> _GIVEN TASK_
Pull out every line of the records below that contains the word "использование", and copy each one in full.

---

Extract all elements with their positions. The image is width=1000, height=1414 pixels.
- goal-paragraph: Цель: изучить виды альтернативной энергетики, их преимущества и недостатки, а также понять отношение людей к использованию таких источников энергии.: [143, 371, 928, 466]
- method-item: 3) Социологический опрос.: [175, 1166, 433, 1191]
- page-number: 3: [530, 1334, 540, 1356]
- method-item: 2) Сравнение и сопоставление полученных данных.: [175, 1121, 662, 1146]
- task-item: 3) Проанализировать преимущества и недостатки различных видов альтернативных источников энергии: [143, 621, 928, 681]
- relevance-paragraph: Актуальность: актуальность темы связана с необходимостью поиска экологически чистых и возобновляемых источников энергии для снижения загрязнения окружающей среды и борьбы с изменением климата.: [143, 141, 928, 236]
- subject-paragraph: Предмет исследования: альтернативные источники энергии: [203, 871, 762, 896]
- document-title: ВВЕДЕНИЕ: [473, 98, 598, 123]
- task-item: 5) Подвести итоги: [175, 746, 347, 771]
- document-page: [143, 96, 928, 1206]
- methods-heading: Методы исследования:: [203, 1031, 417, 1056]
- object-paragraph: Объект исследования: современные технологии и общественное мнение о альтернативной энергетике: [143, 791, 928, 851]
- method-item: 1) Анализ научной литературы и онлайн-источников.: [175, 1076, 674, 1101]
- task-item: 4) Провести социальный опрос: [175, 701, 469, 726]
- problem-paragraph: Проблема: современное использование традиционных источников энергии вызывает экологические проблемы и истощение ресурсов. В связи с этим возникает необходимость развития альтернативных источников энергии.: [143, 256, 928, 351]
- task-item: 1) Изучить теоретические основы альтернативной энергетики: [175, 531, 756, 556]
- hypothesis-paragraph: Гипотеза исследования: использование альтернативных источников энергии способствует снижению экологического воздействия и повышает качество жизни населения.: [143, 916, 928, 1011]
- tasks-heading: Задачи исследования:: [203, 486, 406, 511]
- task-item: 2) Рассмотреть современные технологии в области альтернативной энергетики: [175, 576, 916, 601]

---

> _EXERCISE RESULT_
- problem-paragraph: Проблема: современное использование традиционных источников энергии вызывает экологические проблемы и истощение ресурсов. В связи с этим возникает необходимость развития альтернативных источников энергии.: [143, 256, 928, 351]
- hypothesis-paragraph: Гипотеза исследования: использование альтернативных источников энергии способствует снижению экологического воздействия и повышает качество жизни населения.: [143, 916, 928, 1011]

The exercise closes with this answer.